SOURCE PASSAGE
And, for our marketing types: Would you promote MY as an acronym or initialism, if you were Coca-Cola? And, would you eventually shed or diminish the originating words Mello Yello?

Seems to be a mixed message here: Coca-Cola appears to describe its mark as an initialism to the USPTO with “the letters ‘M’ and ‘Y’ in a stacked, stylized form,” but the message to consumers shown above in the billboard ad appears to invite seeing and reading the letters as an acronym and the word MY, meaning “of or belonging to” the speaker or writer.

The Minnesota History Center is currently promoting its Toys of the ’50s, ’60s and ’70s exhibit — my favorite promotional billboard is the one captured above, featuring none other than Gumby.

I can still remember my Gumby toy and watching the Gumby Show as a young child along with the Davey & Goliath television series, both creations of Art Clokey (who passed away at 88 in 2010).

The programs were so perfectly wholesome, making the anthropomorphic Gumby character the natural target of an iconic series of R-rated Saturday Night Live parody skits featuring a young and hilarious Eddie Murphy as Gumby, a “cigar-smoking show business primadonna,” who coined the infamous and often repeated catchphrase: I’m Gumby Dammit!

AVAILABLE DATA
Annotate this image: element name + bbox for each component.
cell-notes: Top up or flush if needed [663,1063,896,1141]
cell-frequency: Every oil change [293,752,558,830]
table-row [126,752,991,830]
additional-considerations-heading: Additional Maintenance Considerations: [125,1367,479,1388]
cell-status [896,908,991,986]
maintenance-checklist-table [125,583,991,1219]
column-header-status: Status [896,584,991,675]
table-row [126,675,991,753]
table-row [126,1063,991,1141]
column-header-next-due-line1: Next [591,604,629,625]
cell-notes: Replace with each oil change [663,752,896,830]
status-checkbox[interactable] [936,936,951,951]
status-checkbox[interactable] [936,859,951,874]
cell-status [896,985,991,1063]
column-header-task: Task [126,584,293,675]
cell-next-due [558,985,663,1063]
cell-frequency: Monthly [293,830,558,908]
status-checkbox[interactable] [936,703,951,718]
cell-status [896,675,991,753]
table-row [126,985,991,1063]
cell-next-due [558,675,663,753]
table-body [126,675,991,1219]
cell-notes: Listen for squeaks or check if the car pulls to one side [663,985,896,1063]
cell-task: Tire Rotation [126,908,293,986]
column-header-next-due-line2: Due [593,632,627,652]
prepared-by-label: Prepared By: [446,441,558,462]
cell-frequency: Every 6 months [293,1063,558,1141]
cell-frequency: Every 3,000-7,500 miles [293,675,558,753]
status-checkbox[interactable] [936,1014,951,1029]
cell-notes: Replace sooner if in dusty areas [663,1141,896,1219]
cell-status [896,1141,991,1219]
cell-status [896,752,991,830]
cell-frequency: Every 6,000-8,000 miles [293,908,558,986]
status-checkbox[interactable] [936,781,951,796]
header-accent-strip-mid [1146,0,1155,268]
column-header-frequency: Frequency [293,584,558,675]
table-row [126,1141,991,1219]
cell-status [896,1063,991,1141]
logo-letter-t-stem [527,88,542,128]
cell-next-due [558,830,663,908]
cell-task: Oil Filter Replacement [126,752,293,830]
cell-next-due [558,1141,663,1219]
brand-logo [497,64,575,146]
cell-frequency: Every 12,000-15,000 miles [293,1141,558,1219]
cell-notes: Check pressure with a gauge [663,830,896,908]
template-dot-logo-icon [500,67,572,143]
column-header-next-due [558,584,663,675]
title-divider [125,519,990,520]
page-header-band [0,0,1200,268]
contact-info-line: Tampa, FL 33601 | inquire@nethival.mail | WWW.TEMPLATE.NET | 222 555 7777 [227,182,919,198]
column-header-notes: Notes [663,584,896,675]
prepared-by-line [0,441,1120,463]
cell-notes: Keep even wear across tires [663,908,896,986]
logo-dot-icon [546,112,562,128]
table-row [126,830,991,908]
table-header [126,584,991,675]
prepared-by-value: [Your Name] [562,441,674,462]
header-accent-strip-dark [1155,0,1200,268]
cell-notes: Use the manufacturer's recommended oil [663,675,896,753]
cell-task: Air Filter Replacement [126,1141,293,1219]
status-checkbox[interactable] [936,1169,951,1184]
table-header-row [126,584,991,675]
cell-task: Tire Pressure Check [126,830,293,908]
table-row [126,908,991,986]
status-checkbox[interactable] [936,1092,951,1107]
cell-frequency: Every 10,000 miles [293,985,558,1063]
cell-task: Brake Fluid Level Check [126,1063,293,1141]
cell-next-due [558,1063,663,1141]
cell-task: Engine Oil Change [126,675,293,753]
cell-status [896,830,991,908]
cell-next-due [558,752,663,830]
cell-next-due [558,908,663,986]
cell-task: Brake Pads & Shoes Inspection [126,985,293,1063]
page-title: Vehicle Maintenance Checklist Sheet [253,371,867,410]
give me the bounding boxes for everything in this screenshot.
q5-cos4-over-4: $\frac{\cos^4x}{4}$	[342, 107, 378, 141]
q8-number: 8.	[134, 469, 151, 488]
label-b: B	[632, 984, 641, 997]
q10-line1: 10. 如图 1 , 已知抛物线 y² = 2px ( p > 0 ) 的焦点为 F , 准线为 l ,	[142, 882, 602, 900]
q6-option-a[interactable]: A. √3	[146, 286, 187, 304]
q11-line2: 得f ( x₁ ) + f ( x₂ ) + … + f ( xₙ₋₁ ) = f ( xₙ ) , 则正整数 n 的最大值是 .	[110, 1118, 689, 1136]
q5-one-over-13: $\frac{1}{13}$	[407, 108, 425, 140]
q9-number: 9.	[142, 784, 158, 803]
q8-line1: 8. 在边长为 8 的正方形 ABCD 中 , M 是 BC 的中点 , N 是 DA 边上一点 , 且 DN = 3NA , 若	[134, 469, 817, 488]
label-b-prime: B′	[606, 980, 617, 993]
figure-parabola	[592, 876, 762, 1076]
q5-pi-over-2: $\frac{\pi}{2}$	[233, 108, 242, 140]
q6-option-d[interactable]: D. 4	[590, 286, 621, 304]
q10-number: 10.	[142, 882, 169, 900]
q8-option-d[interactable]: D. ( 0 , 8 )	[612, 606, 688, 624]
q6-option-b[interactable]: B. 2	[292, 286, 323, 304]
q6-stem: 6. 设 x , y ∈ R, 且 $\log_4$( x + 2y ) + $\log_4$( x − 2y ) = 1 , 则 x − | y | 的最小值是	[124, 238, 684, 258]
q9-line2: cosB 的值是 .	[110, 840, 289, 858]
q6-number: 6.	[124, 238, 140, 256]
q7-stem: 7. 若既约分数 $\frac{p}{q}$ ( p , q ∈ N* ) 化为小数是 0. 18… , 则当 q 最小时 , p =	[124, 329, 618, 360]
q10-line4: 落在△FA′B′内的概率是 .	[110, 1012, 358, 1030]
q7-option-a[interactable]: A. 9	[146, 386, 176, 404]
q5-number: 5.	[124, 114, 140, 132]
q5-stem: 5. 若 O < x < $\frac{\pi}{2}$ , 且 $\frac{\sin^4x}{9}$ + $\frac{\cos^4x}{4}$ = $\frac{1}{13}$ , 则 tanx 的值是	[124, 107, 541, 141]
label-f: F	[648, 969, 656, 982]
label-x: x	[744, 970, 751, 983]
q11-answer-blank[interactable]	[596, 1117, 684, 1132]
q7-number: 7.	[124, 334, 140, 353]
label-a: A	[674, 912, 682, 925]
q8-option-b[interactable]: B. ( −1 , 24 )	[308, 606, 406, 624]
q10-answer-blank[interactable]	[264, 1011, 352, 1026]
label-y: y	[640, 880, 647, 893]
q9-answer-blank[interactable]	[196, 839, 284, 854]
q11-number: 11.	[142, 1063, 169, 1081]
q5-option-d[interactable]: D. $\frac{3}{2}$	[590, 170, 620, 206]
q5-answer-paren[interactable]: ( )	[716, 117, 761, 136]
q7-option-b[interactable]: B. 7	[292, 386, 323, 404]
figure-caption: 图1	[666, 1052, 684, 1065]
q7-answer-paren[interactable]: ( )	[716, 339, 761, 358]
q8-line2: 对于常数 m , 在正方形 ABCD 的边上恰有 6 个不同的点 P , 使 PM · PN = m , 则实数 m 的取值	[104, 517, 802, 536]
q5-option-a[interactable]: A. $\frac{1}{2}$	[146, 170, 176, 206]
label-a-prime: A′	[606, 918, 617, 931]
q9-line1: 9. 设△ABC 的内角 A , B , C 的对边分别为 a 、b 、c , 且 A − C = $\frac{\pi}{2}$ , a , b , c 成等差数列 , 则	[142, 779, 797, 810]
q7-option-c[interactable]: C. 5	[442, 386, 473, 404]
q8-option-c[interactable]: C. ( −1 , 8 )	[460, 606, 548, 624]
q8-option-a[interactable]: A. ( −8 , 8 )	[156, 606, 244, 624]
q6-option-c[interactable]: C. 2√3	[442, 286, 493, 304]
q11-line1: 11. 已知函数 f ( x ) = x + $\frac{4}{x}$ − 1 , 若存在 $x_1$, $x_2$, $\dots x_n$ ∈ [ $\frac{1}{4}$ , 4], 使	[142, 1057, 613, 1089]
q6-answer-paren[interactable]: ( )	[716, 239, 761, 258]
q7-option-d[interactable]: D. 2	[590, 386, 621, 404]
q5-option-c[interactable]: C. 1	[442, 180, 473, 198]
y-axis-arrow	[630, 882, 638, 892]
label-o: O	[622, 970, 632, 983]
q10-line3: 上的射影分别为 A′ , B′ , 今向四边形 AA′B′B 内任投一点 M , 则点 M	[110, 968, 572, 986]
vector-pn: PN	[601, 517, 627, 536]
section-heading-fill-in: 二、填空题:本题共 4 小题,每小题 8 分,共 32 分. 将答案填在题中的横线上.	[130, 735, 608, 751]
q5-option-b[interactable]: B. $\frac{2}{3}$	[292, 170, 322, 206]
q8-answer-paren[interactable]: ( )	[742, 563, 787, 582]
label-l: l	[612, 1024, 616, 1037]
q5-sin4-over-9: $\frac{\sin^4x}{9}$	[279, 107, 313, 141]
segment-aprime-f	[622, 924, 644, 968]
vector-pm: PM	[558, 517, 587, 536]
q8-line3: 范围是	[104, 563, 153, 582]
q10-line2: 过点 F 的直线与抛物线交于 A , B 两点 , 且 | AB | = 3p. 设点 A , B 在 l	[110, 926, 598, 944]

WORK ORDER 1
List every television show or series named in the Mello Yello and Gumby passage.
WORK ORDER 2
Write the next few sentences of the Mello Yello and Gumby passage, picking up after its final sentence about the "I'm Gumby Dammit!" catchphrase.

TASK ANSWER 1
the Gumby Show
Davey & Goliath
Saturday Night Live

TASK ANSWER 2
The Gumby trademark — bolstered in strength, if not fame, by the character’s status as a long-lasting pop culture phenomenon — has enjoyed a similar exclamation of self-confidence and apparent, well-deserved respect from others over the years, as the brand’s owner Prema Toy has had virtually no trademark oppositions (one for footwear averted with a little help from an Examining Attorney), at least as it appears from the USPTO’s online TTAB database. This third party application for Gumby’s Pizza, was most likely brought into the fold, as detailed below.

The GUMBY word mark is still federally-registered in Int’l Classes 9 (DVDs), 16 (paper products), 25 (clothing), 28 (toys), 41 (entertainment services), and Gumby’s is also federally-registered in Int’l Classes 30 and 42, since Gumby’s Pizza & Wings is a restaurant franchise offered by Prema Toy. I figured there would be non-verbal product configuration trademark registrations for the appearance of the Gumby character too, but nope, nope, nope, only two dimensional depictions (here, here, and here).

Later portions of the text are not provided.